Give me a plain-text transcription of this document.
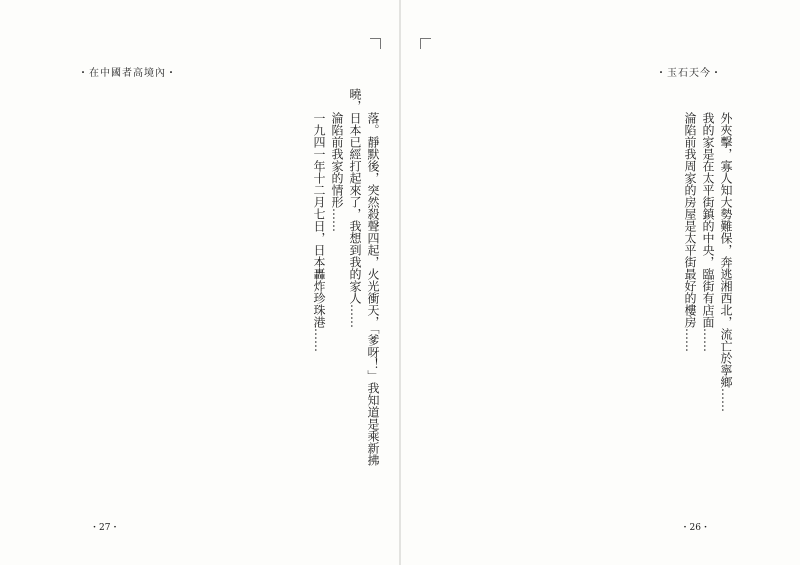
・在中國者高境內・	・玉石天今・

落。靜默後，突然殺聲四起，火光衝天，「爹呀！」我知道是乘新拂曉，日本已經打起來了，我想到我的家人……

淪陷前我家的情形……

一九四一年十二月七日，日本轟炸珍珠港……	外夾擊，寡人知大勢難保，奔逃湘西北，流亡於寧鄉……

我的家是在太平街鎮的中央，臨街有店面……

淪陷前我周家的房屋是太平街最好的樓房……

・27・	・26・
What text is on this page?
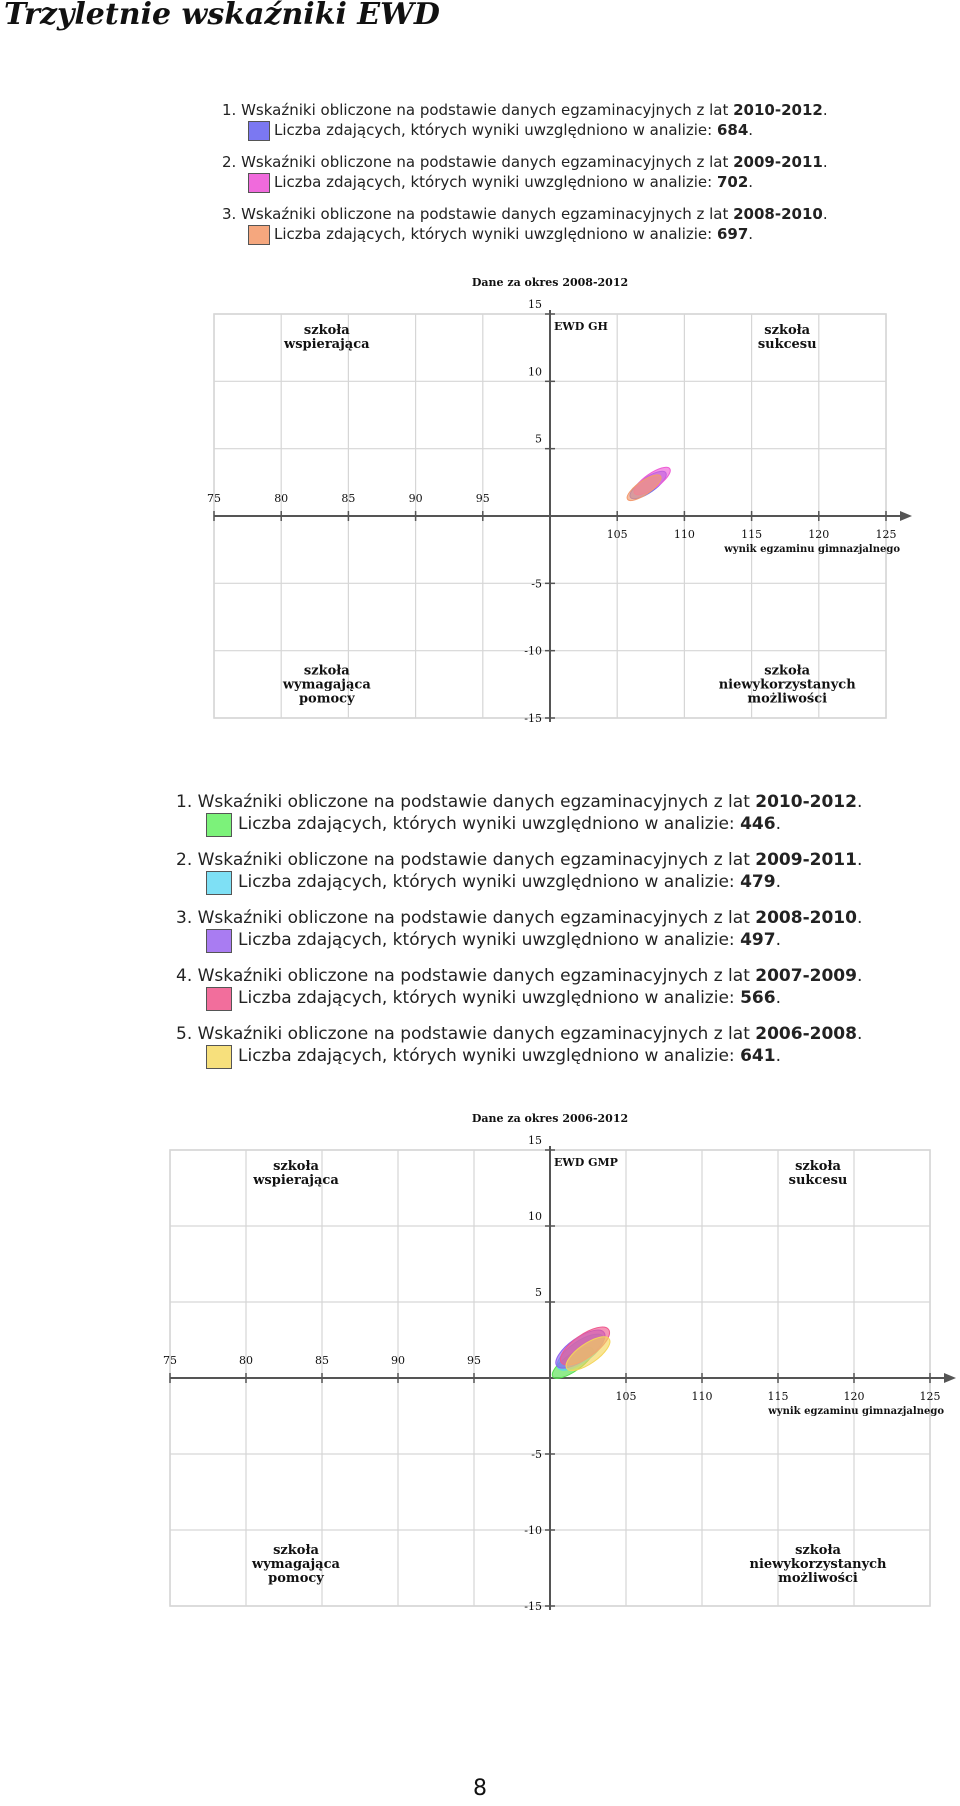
Trzyletnie wskaźniki EWD
1. Wskaźniki obliczone na podstawie danych egzaminacyjnych z lat 2010-2012.
Liczba zdających, których wyniki uwzględniono w analizie: 684.
2. Wskaźniki obliczone na podstawie danych egzaminacyjnych z lat 2009-2011.
Liczba zdających, których wyniki uwzględniono w analizie: 702.
3. Wskaźniki obliczone na podstawie danych egzaminacyjnych z lat 2008-2010.
Liczba zdających, których wyniki uwzględniono w analizie: 697.
75	80	85	90	95
105	110	115	120	125
15
10
5
-5
-10
-15
Dane za okres 2008-2012
EWD GH
wynik egzaminu gimnazjalnego
szkoła wspierająca
szkoła sukcesu
szkoła wymagająca pomocy
szkoła niewykorzystanych możliwości
1. Wskaźniki obliczone na podstawie danych egzaminacyjnych z lat 2010-2012.
Liczba zdających, których wyniki uwzględniono w analizie: 446.
2. Wskaźniki obliczone na podstawie danych egzaminacyjnych z lat 2009-2011.
Liczba zdających, których wyniki uwzględniono w analizie: 479.
3. Wskaźniki obliczone na podstawie danych egzaminacyjnych z lat 2008-2010.
Liczba zdających, których wyniki uwzględniono w analizie: 497.
4. Wskaźniki obliczone na podstawie danych egzaminacyjnych z lat 2007-2009.
Liczba zdających, których wyniki uwzględniono w analizie: 566.
5. Wskaźniki obliczone na podstawie danych egzaminacyjnych z lat 2006-2008.
Liczba zdających, których wyniki uwzględniono w analizie: 641.
75	80	85	90	95
105	110	115	120	125
15
10
5
-5
-10
-15
Dane za okres 2006-2012
EWD GMP
wynik egzaminu gimnazjalnego
szkoła wspierająca
szkoła sukcesu
szkoła wymagająca pomocy
szkoła niewykorzystanych możliwości
8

*Problem to work on*:
Images in the data above are to be skipped. Retype all other material exactly.

*Finished exercise*:
Give me a plain-text transcription of this document.
・在中國者高境內・	・玉石天今・

落。靜默後，突然殺聲四起，火光衝天，「爹呀！」我知道是乘新拂曉，日本已經打起來了，我想到我的家人……

淪陷前我家的情形……

一九四一年十二月七日，日本轟炸珍珠港……	外夾擊，寡人知大勢難保，奔逃湘西北，流亡於寧鄉……

我的家是在太平街鎮的中央，臨街有店面……

淪陷前我周家的房屋是太平街最好的樓房……

・27・	・26・
What text is on this page?
Trzyletnie wskaźniki EWD
1. Wskaźniki obliczone na podstawie danych egzaminacyjnych z lat 2010-2012.
Liczba zdających, których wyniki uwzględniono w analizie: 684.
2. Wskaźniki obliczone na podstawie danych egzaminacyjnych z lat 2009-2011.
Liczba zdających, których wyniki uwzględniono w analizie: 702.
3. Wskaźniki obliczone na podstawie danych egzaminacyjnych z lat 2008-2010.
Liczba zdających, których wyniki uwzględniono w analizie: 697.
75	80	85	90	95
105	110	115	120	125
15
10
5
-5
-10
-15
Dane za okres 2008-2012
EWD GH
wynik egzaminu gimnazjalnego
szkoła wspierająca
szkoła sukcesu
szkoła wymagająca pomocy
szkoła niewykorzystanych możliwości
1. Wskaźniki obliczone na podstawie danych egzaminacyjnych z lat 2010-2012.
Liczba zdających, których wyniki uwzględniono w analizie: 446.
2. Wskaźniki obliczone na podstawie danych egzaminacyjnych z lat 2009-2011.
Liczba zdających, których wyniki uwzględniono w analizie: 479.
3. Wskaźniki obliczone na podstawie danych egzaminacyjnych z lat 2008-2010.
Liczba zdających, których wyniki uwzględniono w analizie: 497.
4. Wskaźniki obliczone na podstawie danych egzaminacyjnych z lat 2007-2009.
Liczba zdających, których wyniki uwzględniono w analizie: 566.
5. Wskaźniki obliczone na podstawie danych egzaminacyjnych z lat 2006-2008.
Liczba zdających, których wyniki uwzględniono w analizie: 641.
75	80	85	90	95
105	110	115	120	125
15
10
5
-5
-10
-15
Dane za okres 2006-2012
EWD GMP
wynik egzaminu gimnazjalnego
szkoła wspierająca
szkoła sukcesu
szkoła wymagająca pomocy
szkoła niewykorzystanych możliwości
8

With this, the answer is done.